— Start —

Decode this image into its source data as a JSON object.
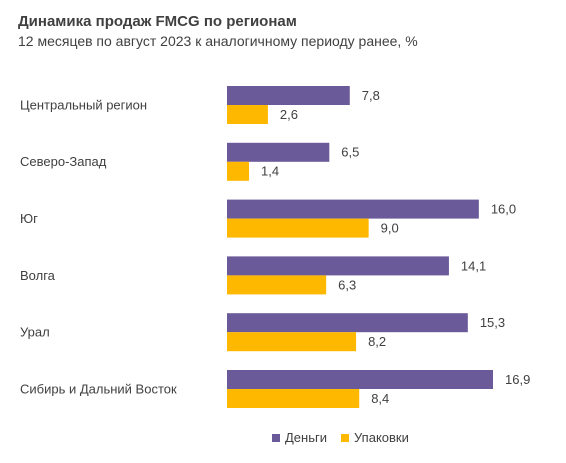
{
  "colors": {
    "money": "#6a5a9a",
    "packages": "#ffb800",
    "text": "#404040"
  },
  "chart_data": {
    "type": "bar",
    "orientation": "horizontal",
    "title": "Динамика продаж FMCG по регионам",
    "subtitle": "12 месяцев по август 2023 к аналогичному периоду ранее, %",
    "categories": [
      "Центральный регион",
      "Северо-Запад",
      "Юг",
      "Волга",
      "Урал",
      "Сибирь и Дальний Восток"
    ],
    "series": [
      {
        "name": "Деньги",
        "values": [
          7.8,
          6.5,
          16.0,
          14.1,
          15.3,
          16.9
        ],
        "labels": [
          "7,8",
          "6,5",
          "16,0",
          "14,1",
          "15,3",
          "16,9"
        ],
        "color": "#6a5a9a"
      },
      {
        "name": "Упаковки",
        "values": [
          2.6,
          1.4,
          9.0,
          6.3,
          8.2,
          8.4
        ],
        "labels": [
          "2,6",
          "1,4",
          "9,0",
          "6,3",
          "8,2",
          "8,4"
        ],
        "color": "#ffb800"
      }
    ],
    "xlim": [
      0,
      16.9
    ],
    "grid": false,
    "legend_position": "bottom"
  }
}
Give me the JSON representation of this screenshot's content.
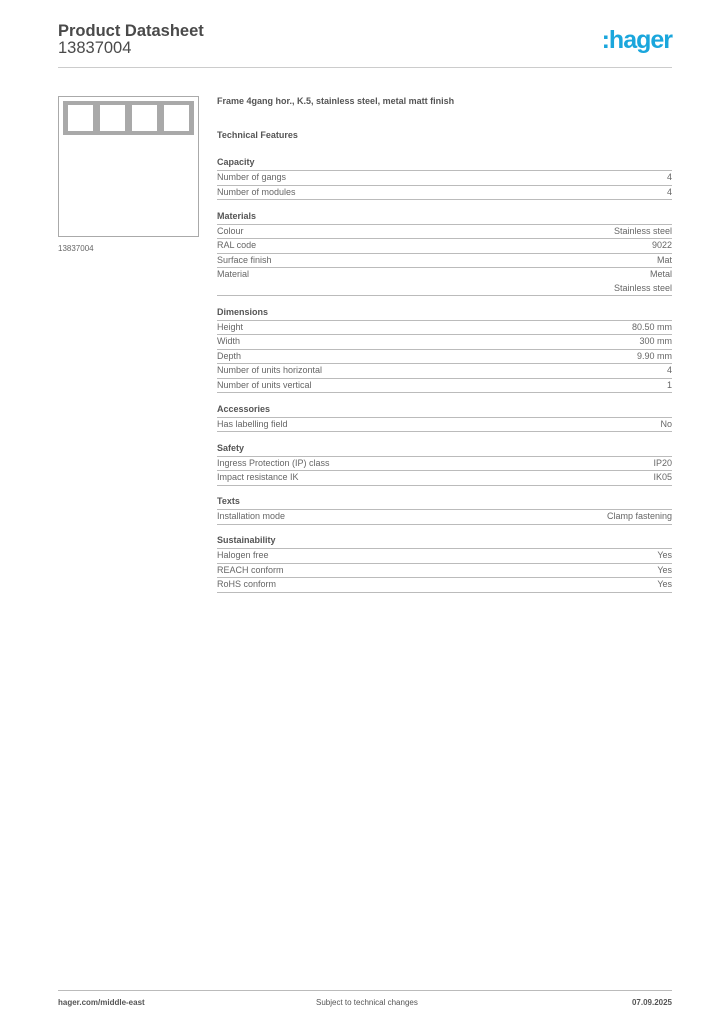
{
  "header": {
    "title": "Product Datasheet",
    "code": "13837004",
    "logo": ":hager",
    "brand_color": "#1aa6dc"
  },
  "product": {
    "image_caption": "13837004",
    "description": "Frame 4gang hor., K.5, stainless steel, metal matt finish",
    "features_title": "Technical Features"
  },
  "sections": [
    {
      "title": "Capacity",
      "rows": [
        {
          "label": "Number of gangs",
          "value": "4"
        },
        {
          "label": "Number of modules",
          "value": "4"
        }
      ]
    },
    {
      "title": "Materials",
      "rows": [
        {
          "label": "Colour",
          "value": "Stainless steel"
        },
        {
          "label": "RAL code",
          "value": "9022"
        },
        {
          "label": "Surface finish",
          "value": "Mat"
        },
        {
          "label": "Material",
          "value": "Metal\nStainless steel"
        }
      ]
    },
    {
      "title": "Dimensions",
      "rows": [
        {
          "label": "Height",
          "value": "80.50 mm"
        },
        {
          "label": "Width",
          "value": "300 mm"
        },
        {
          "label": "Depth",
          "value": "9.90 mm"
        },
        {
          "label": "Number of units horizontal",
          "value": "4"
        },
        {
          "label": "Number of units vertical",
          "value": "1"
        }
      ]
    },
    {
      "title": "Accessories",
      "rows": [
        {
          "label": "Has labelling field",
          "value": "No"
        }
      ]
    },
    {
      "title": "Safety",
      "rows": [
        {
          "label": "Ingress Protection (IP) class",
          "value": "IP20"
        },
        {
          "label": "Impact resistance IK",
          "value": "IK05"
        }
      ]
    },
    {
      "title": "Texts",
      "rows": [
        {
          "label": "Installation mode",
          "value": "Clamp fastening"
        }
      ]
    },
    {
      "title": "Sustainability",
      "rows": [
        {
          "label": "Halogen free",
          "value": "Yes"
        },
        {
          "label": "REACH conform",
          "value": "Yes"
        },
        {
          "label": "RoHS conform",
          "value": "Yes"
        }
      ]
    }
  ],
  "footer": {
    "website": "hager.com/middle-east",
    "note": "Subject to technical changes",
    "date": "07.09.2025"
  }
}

— End —

## Aim of the exercise
Leaving all pictures aside, quote each record exactly.

## Output for this task
Decode this image into its source data as a JSON object.
{
  "colors": {
    "money": "#6a5a9a",
    "packages": "#ffb800",
    "text": "#404040"
  },
  "chart_data": {
    "type": "bar",
    "orientation": "horizontal",
    "title": "Динамика продаж FMCG по регионам",
    "subtitle": "12 месяцев по август 2023 к аналогичному периоду ранее, %",
    "categories": [
      "Центральный регион",
      "Северо-Запад",
      "Юг",
      "Волга",
      "Урал",
      "Сибирь и Дальний Восток"
    ],
    "series": [
      {
        "name": "Деньги",
        "values": [
          7.8,
          6.5,
          16.0,
          14.1,
          15.3,
          16.9
        ],
        "labels": [
          "7,8",
          "6,5",
          "16,0",
          "14,1",
          "15,3",
          "16,9"
        ],
        "color": "#6a5a9a"
      },
      {
        "name": "Упаковки",
        "values": [
          2.6,
          1.4,
          9.0,
          6.3,
          8.2,
          8.4
        ],
        "labels": [
          "2,6",
          "1,4",
          "9,0",
          "6,3",
          "8,2",
          "8,4"
        ],
        "color": "#ffb800"
      }
    ],
    "xlim": [
      0,
      16.9
    ],
    "grid": false,
    "legend_position": "bottom"
  }
}
Give me the JSON representation of this screenshot's content.
{
  "header": {
    "title": "Product Datasheet",
    "code": "13837004",
    "logo": ":hager",
    "brand_color": "#1aa6dc"
  },
  "product": {
    "image_caption": "13837004",
    "description": "Frame 4gang hor., K.5, stainless steel, metal matt finish",
    "features_title": "Technical Features"
  },
  "sections": [
    {
      "title": "Capacity",
      "rows": [
        {
          "label": "Number of gangs",
          "value": "4"
        },
        {
          "label": "Number of modules",
          "value": "4"
        }
      ]
    },
    {
      "title": "Materials",
      "rows": [
        {
          "label": "Colour",
          "value": "Stainless steel"
        },
        {
          "label": "RAL code",
          "value": "9022"
        },
        {
          "label": "Surface finish",
          "value": "Mat"
        },
        {
          "label": "Material",
          "value": "Metal\nStainless steel"
        }
      ]
    },
    {
      "title": "Dimensions",
      "rows": [
        {
          "label": "Height",
          "value": "80.50 mm"
        },
        {
          "label": "Width",
          "value": "300 mm"
        },
        {
          "label": "Depth",
          "value": "9.90 mm"
        },
        {
          "label": "Number of units horizontal",
          "value": "4"
        },
        {
          "label": "Number of units vertical",
          "value": "1"
        }
      ]
    },
    {
      "title": "Accessories",
      "rows": [
        {
          "label": "Has labelling field",
          "value": "No"
        }
      ]
    },
    {
      "title": "Safety",
      "rows": [
        {
          "label": "Ingress Protection (IP) class",
          "value": "IP20"
        },
        {
          "label": "Impact resistance IK",
          "value": "IK05"
        }
      ]
    },
    {
      "title": "Texts",
      "rows": [
        {
          "label": "Installation mode",
          "value": "Clamp fastening"
        }
      ]
    },
    {
      "title": "Sustainability",
      "rows": [
        {
          "label": "Halogen free",
          "value": "Yes"
        },
        {
          "label": "REACH conform",
          "value": "Yes"
        },
        {
          "label": "RoHS conform",
          "value": "Yes"
        }
      ]
    }
  ],
  "footer": {
    "website": "hager.com/middle-east",
    "note": "Subject to technical changes",
    "date": "07.09.2025"
  }
}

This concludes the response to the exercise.